Rewrite the data below so that "article1-paragraph" becomes "first-article-paragraph" wherever it occurs, leaving everything else unchanged.

::: Data section :::

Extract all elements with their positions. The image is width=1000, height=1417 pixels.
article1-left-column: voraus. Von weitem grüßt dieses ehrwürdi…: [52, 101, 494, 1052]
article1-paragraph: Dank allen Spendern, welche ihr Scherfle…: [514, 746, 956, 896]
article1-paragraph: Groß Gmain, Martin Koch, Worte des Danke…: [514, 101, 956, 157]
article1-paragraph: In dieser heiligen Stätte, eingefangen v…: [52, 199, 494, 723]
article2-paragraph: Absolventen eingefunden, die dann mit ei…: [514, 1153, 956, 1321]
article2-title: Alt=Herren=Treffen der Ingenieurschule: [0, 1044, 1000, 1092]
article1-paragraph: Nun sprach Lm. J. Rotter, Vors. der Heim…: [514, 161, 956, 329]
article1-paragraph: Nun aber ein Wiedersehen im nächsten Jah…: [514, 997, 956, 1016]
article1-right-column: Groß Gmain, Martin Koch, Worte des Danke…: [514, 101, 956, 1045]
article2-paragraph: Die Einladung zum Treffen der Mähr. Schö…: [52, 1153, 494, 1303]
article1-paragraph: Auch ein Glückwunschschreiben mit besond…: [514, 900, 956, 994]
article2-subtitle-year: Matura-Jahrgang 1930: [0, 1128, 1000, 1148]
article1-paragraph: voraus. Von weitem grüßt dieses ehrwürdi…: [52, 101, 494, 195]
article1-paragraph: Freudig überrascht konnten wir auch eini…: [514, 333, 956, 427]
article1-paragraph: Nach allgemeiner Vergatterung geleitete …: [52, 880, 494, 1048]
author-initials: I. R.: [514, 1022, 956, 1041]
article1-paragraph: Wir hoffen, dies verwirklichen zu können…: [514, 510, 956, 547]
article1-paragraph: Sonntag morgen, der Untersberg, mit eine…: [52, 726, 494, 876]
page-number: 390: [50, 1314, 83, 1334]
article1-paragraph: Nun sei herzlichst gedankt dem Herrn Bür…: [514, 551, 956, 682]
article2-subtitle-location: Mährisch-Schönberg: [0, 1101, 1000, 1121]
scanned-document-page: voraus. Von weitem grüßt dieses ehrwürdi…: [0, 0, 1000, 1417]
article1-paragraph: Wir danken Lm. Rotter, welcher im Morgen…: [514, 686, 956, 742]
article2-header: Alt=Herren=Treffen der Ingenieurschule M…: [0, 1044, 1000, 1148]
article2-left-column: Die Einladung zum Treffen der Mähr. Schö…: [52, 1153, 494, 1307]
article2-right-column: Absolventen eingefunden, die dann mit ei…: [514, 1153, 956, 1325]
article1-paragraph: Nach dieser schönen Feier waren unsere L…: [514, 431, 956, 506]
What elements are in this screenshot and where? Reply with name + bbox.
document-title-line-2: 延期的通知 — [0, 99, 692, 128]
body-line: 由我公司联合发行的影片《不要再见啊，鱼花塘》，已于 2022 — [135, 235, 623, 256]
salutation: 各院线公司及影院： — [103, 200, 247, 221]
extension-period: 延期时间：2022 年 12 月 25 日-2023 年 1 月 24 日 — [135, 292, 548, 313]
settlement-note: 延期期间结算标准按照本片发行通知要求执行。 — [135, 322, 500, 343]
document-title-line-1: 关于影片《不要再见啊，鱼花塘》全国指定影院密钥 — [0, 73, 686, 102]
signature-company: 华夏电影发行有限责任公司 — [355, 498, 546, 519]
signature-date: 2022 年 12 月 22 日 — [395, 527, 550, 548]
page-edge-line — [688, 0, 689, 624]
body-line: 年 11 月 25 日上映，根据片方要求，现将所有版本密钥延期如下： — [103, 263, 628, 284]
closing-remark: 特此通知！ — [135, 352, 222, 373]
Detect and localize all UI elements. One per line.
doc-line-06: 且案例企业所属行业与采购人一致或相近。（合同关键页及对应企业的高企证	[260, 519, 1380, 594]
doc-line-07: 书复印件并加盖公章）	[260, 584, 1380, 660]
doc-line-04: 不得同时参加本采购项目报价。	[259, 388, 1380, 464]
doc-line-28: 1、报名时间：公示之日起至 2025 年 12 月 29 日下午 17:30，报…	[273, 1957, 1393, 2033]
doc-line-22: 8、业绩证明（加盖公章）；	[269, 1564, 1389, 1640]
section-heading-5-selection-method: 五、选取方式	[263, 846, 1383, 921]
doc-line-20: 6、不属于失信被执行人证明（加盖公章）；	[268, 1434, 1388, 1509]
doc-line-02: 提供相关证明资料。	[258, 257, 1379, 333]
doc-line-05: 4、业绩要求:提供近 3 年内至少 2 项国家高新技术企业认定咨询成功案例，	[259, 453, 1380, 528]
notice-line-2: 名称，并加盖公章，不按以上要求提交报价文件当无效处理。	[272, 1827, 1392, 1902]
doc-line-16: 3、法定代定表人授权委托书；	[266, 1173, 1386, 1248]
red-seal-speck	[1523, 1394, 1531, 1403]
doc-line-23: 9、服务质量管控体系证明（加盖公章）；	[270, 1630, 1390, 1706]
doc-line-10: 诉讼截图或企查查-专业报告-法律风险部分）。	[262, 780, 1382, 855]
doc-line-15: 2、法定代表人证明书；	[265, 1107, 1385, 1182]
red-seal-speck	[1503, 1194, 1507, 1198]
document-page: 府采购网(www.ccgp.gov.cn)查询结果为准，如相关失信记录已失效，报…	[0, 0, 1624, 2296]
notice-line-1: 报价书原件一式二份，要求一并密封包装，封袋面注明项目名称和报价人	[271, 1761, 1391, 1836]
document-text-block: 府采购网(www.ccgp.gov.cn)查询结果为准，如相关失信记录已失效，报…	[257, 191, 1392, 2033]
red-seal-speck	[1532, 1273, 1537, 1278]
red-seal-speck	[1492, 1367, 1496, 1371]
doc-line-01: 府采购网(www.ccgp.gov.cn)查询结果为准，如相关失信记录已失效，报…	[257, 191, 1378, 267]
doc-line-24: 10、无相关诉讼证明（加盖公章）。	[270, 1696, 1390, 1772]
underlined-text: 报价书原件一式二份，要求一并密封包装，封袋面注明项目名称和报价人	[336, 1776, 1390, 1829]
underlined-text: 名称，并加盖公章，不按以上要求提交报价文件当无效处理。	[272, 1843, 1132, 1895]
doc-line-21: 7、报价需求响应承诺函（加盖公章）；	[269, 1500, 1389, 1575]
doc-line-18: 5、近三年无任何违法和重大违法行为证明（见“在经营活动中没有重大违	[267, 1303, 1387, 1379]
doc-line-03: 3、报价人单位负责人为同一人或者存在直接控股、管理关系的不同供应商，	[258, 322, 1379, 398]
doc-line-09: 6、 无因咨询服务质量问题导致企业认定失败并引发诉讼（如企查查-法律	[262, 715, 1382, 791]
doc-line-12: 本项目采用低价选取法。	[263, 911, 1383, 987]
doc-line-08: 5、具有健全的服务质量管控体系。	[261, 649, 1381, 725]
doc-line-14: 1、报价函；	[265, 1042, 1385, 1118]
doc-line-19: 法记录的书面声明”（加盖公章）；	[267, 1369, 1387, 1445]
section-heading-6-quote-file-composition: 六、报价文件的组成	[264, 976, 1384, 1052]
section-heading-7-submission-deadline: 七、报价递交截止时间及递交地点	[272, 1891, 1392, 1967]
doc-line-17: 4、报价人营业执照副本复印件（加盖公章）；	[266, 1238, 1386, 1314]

:::

Written answer:
Extract all elements with their positions. The image is width=1000, height=1417 pixels.
article1-left-column: voraus. Von weitem grüßt dieses ehrwürdi…: [52, 101, 494, 1052]
first-article-paragraph: Dank allen Spendern, welche ihr Scherfle…: [514, 746, 956, 896]
first-article-paragraph: Groß Gmain, Martin Koch, Worte des Danke…: [514, 101, 956, 157]
first-article-paragraph: In dieser heiligen Stätte, eingefangen v…: [52, 199, 494, 723]
article2-paragraph: Absolventen eingefunden, die dann mit ei…: [514, 1153, 956, 1321]
article2-title: Alt=Herren=Treffen der Ingenieurschule: [0, 1044, 1000, 1092]
first-article-paragraph: Nun sprach Lm. J. Rotter, Vors. der Heim…: [514, 161, 956, 329]
first-article-paragraph: Nun aber ein Wiedersehen im nächsten Jah…: [514, 997, 956, 1016]
article1-right-column: Groß Gmain, Martin Koch, Worte des Danke…: [514, 101, 956, 1045]
article2-paragraph: Die Einladung zum Treffen der Mähr. Schö…: [52, 1153, 494, 1303]
first-article-paragraph: Auch ein Glückwunschschreiben mit besond…: [514, 900, 956, 994]
article2-subtitle-year: Matura-Jahrgang 1930: [0, 1128, 1000, 1148]
first-article-paragraph: voraus. Von weitem grüßt dieses ehrwürdi…: [52, 101, 494, 195]
first-article-paragraph: Freudig überrascht konnten wir auch eini…: [514, 333, 956, 427]
first-article-paragraph: Nach allgemeiner Vergatterung geleitete …: [52, 880, 494, 1048]
author-initials: I. R.: [514, 1022, 956, 1041]
first-article-paragraph: Wir hoffen, dies verwirklichen zu können…: [514, 510, 956, 547]
first-article-paragraph: Sonntag morgen, der Untersberg, mit eine…: [52, 726, 494, 876]
page-number: 390: [50, 1314, 83, 1334]
first-article-paragraph: Nun sei herzlichst gedankt dem Herrn Bür…: [514, 551, 956, 682]
article2-subtitle-location: Mährisch-Schönberg: [0, 1101, 1000, 1121]
scanned-document-page: voraus. Von weitem grüßt dieses ehrwürdi…: [0, 0, 1000, 1417]
first-article-paragraph: Wir danken Lm. Rotter, welcher im Morgen…: [514, 686, 956, 742]
article2-header: Alt=Herren=Treffen der Ingenieurschule M…: [0, 1044, 1000, 1148]
article2-left-column: Die Einladung zum Treffen der Mähr. Schö…: [52, 1153, 494, 1307]
article2-right-column: Absolventen eingefunden, die dann mit ei…: [514, 1153, 956, 1325]
first-article-paragraph: Nach dieser schönen Feier waren unsere L…: [514, 431, 956, 506]
What elements are in this screenshot and where? Reply with name + bbox.
document-title-line-2: 延期的通知 — [0, 99, 692, 128]
body-line: 由我公司联合发行的影片《不要再见啊，鱼花塘》，已于 2022 — [135, 235, 623, 256]
salutation: 各院线公司及影院： — [103, 200, 247, 221]
extension-period: 延期时间：2022 年 12 月 25 日-2023 年 1 月 24 日 — [135, 292, 548, 313]
settlement-note: 延期期间结算标准按照本片发行通知要求执行。 — [135, 322, 500, 343]
document-title-line-1: 关于影片《不要再见啊，鱼花塘》全国指定影院密钥 — [0, 73, 686, 102]
signature-company: 华夏电影发行有限责任公司 — [355, 498, 546, 519]
signature-date: 2022 年 12 月 22 日 — [395, 527, 550, 548]
page-edge-line — [688, 0, 689, 624]
body-line: 年 11 月 25 日上映，根据片方要求，现将所有版本密钥延期如下： — [103, 263, 628, 284]
closing-remark: 特此通知！ — [135, 352, 222, 373]
Detect and localize all UI elements. One per line.
doc-line-06: 且案例企业所属行业与采购人一致或相近。（合同关键页及对应企业的高企证	[260, 519, 1380, 594]
doc-line-07: 书复印件并加盖公章）	[260, 584, 1380, 660]
doc-line-04: 不得同时参加本采购项目报价。	[259, 388, 1380, 464]
doc-line-28: 1、报名时间：公示之日起至 2025 年 12 月 29 日下午 17:30，报…	[273, 1957, 1393, 2033]
doc-line-22: 8、业绩证明（加盖公章）；	[269, 1564, 1389, 1640]
section-heading-5-selection-method: 五、选取方式	[263, 846, 1383, 921]
doc-line-20: 6、不属于失信被执行人证明（加盖公章）；	[268, 1434, 1388, 1509]
doc-line-02: 提供相关证明资料。	[258, 257, 1379, 333]
doc-line-05: 4、业绩要求:提供近 3 年内至少 2 项国家高新技术企业认定咨询成功案例，	[259, 453, 1380, 528]
notice-line-2: 名称，并加盖公章，不按以上要求提交报价文件当无效处理。	[272, 1827, 1392, 1902]
doc-line-16: 3、法定代定表人授权委托书；	[266, 1173, 1386, 1248]
red-seal-speck	[1523, 1394, 1531, 1403]
doc-line-23: 9、服务质量管控体系证明（加盖公章）；	[270, 1630, 1390, 1706]
doc-line-10: 诉讼截图或企查查-专业报告-法律风险部分）。	[262, 780, 1382, 855]
doc-line-15: 2、法定代表人证明书；	[265, 1107, 1385, 1182]
red-seal-speck	[1503, 1194, 1507, 1198]
document-page: 府采购网(www.ccgp.gov.cn)查询结果为准，如相关失信记录已失效，报…	[0, 0, 1624, 2296]
notice-line-1: 报价书原件一式二份，要求一并密封包装，封袋面注明项目名称和报价人	[271, 1761, 1391, 1836]
document-text-block: 府采购网(www.ccgp.gov.cn)查询结果为准，如相关失信记录已失效，报…	[257, 191, 1392, 2033]
red-seal-speck	[1532, 1273, 1537, 1278]
red-seal-speck	[1492, 1367, 1496, 1371]
doc-line-01: 府采购网(www.ccgp.gov.cn)查询结果为准，如相关失信记录已失效，报…	[257, 191, 1378, 267]
doc-line-24: 10、无相关诉讼证明（加盖公章）。	[270, 1696, 1390, 1772]
underlined-text: 报价书原件一式二份，要求一并密封包装，封袋面注明项目名称和报价人	[336, 1776, 1390, 1829]
underlined-text: 名称，并加盖公章，不按以上要求提交报价文件当无效处理。	[272, 1843, 1132, 1895]
doc-line-21: 7、报价需求响应承诺函（加盖公章）；	[269, 1500, 1389, 1575]
doc-line-18: 5、近三年无任何违法和重大违法行为证明（见“在经营活动中没有重大违	[267, 1303, 1387, 1379]
doc-line-03: 3、报价人单位负责人为同一人或者存在直接控股、管理关系的不同供应商，	[258, 322, 1379, 398]
doc-line-09: 6、 无因咨询服务质量问题导致企业认定失败并引发诉讼（如企查查-法律	[262, 715, 1382, 791]
doc-line-12: 本项目采用低价选取法。	[263, 911, 1383, 987]
doc-line-08: 5、具有健全的服务质量管控体系。	[261, 649, 1381, 725]
doc-line-14: 1、报价函；	[265, 1042, 1385, 1118]
doc-line-19: 法记录的书面声明”（加盖公章）；	[267, 1369, 1387, 1445]
section-heading-6-quote-file-composition: 六、报价文件的组成	[264, 976, 1384, 1052]
section-heading-7-submission-deadline: 七、报价递交截止时间及递交地点	[272, 1891, 1392, 1967]
doc-line-17: 4、报价人营业执照副本复印件（加盖公章）；	[266, 1238, 1386, 1314]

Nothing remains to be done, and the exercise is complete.